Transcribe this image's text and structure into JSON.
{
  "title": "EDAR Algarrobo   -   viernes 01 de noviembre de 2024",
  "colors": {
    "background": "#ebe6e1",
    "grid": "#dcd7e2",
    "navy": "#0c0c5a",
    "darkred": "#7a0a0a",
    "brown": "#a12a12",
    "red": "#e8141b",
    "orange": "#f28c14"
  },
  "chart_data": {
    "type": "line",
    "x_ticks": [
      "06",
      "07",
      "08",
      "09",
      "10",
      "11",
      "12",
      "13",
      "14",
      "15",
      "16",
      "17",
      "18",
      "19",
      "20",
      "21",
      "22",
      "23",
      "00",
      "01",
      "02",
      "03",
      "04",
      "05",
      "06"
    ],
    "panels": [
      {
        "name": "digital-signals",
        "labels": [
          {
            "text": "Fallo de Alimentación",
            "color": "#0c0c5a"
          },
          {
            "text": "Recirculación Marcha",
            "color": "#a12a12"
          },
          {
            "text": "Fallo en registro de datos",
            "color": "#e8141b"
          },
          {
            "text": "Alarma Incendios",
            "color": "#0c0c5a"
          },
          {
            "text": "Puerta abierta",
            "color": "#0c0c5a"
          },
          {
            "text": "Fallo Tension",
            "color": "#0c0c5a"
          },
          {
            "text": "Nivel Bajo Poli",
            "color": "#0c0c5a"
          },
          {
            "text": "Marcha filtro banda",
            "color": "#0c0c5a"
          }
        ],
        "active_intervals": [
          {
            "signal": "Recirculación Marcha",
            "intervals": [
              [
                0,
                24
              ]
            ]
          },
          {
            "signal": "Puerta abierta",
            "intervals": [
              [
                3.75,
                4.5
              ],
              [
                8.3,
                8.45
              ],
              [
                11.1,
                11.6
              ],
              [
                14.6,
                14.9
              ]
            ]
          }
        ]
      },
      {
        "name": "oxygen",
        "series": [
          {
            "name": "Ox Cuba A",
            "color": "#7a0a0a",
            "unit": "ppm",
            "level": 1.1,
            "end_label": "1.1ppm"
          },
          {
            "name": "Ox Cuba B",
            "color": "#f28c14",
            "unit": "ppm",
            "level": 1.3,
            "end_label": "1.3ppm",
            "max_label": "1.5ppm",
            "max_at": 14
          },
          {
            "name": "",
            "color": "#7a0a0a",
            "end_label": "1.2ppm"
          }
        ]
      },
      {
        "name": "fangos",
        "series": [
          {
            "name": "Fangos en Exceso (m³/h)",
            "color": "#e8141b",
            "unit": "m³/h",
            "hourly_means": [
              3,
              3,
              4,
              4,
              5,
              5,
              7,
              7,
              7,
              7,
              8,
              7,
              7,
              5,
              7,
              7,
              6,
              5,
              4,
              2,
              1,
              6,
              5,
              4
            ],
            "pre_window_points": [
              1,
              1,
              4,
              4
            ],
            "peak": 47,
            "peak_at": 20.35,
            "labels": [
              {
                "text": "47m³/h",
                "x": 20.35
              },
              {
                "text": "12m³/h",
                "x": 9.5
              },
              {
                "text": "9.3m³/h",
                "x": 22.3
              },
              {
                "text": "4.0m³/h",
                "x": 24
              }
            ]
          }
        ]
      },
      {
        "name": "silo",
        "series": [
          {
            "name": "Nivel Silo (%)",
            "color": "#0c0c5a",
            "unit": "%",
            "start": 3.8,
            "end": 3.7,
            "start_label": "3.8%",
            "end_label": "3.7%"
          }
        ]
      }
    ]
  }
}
--------------------------------------------------
▸ Written task:
Return the whole listing exactly.

▸ Result of the task:
Transcribe this image's text and structure into JSON.
{
  "title": "EDAR Algarrobo   -   viernes 01 de noviembre de 2024",
  "colors": {
    "background": "#ebe6e1",
    "grid": "#dcd7e2",
    "navy": "#0c0c5a",
    "darkred": "#7a0a0a",
    "brown": "#a12a12",
    "red": "#e8141b",
    "orange": "#f28c14"
  },
  "chart_data": {
    "type": "line",
    "x_ticks": [
      "06",
      "07",
      "08",
      "09",
      "10",
      "11",
      "12",
      "13",
      "14",
      "15",
      "16",
      "17",
      "18",
      "19",
      "20",
      "21",
      "22",
      "23",
      "00",
      "01",
      "02",
      "03",
      "04",
      "05",
      "06"
    ],
    "panels": [
      {
        "name": "digital-signals",
        "labels": [
          {
            "text": "Fallo de Alimentación",
            "color": "#0c0c5a"
          },
          {
            "text": "Recirculación Marcha",
            "color": "#a12a12"
          },
          {
            "text": "Fallo en registro de datos",
            "color": "#e8141b"
          },
          {
            "text": "Alarma Incendios",
            "color": "#0c0c5a"
          },
          {
            "text": "Puerta abierta",
            "color": "#0c0c5a"
          },
          {
            "text": "Fallo Tension",
            "color": "#0c0c5a"
          },
          {
            "text": "Nivel Bajo Poli",
            "color": "#0c0c5a"
          },
          {
            "text": "Marcha filtro banda",
            "color": "#0c0c5a"
          }
        ],
        "active_intervals": [
          {
            "signal": "Recirculación Marcha",
            "intervals": [
              [
                0,
                24
              ]
            ]
          },
          {
            "signal": "Puerta abierta",
            "intervals": [
              [
                3.75,
                4.5
              ],
              [
                8.3,
                8.45
              ],
              [
                11.1,
                11.6
              ],
              [
                14.6,
                14.9
              ]
            ]
          }
        ]
      },
      {
        "name": "oxygen",
        "series": [
          {
            "name": "Ox Cuba A",
            "color": "#7a0a0a",
            "unit": "ppm",
            "level": 1.1,
            "end_label": "1.1ppm"
          },
          {
            "name": "Ox Cuba B",
            "color": "#f28c14",
            "unit": "ppm",
            "level": 1.3,
            "end_label": "1.3ppm",
            "max_label": "1.5ppm",
            "max_at": 14
          },
          {
            "name": "",
            "color": "#7a0a0a",
            "end_label": "1.2ppm"
          }
        ]
      },
      {
        "name": "fangos",
        "series": [
          {
            "name": "Fangos en Exceso (m³/h)",
            "color": "#e8141b",
            "unit": "m³/h",
            "hourly_means": [
              3,
              3,
              4,
              4,
              5,
              5,
              7,
              7,
              7,
              7,
              8,
              7,
              7,
              5,
              7,
              7,
              6,
              5,
              4,
              2,
              1,
              6,
              5,
              4
            ],
            "pre_window_points": [
              1,
              1,
              4,
              4
            ],
            "peak": 47,
            "peak_at": 20.35,
            "labels": [
              {
                "text": "47m³/h",
                "x": 20.35
              },
              {
                "text": "12m³/h",
                "x": 9.5
              },
              {
                "text": "9.3m³/h",
                "x": 22.3
              },
              {
                "text": "4.0m³/h",
                "x": 24
              }
            ]
          }
        ]
      },
      {
        "name": "silo",
        "series": [
          {
            "name": "Nivel Silo (%)",
            "color": "#0c0c5a",
            "unit": "%",
            "start": 3.8,
            "end": 3.7,
            "start_label": "3.8%",
            "end_label": "3.7%"
          }
        ]
      }
    ]
  }
}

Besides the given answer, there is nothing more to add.